*Problem details*:
Carry none of the pictures over; set down the material below exactly.
+-------+
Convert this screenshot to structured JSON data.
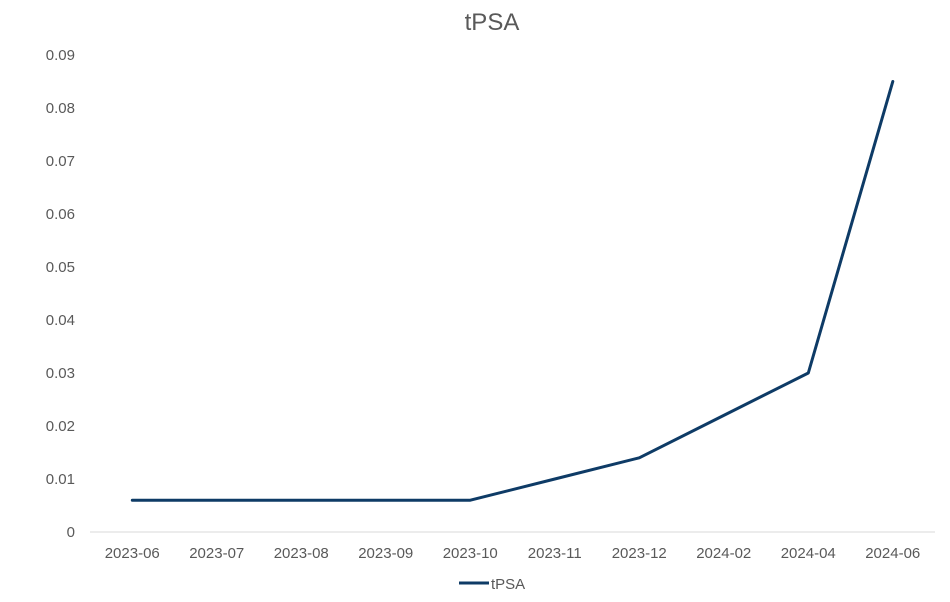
{
  "chart_data": {
    "type": "line",
    "title": "tPSA",
    "xlabel": "",
    "ylabel": "",
    "categories": [
      "2023-06",
      "2023-07",
      "2023-08",
      "2023-09",
      "2023-10",
      "2023-11",
      "2023-12",
      "2024-02",
      "2024-04",
      "2024-06"
    ],
    "ylim": [
      0,
      0.09
    ],
    "yticks": [
      "0",
      "0.01",
      "0.02",
      "0.03",
      "0.04",
      "0.05",
      "0.06",
      "0.07",
      "0.08",
      "0.09"
    ],
    "grid": false,
    "legend_position": "bottom",
    "series": [
      {
        "name": "tPSA",
        "color": "#0e3b66",
        "values": [
          0.006,
          0.006,
          0.006,
          0.006,
          0.006,
          0.01,
          0.014,
          0.022,
          0.03,
          0.085
        ]
      }
    ]
  }
}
+-------+
*Expected answer*:
Convert this screenshot to structured JSON data.
{
  "chart_data": {
    "type": "line",
    "title": "tPSA",
    "xlabel": "",
    "ylabel": "",
    "categories": [
      "2023-06",
      "2023-07",
      "2023-08",
      "2023-09",
      "2023-10",
      "2023-11",
      "2023-12",
      "2024-02",
      "2024-04",
      "2024-06"
    ],
    "ylim": [
      0,
      0.09
    ],
    "yticks": [
      "0",
      "0.01",
      "0.02",
      "0.03",
      "0.04",
      "0.05",
      "0.06",
      "0.07",
      "0.08",
      "0.09"
    ],
    "grid": false,
    "legend_position": "bottom",
    "series": [
      {
        "name": "tPSA",
        "color": "#0e3b66",
        "values": [
          0.006,
          0.006,
          0.006,
          0.006,
          0.006,
          0.01,
          0.014,
          0.022,
          0.03,
          0.085
        ]
      }
    ]
  }
}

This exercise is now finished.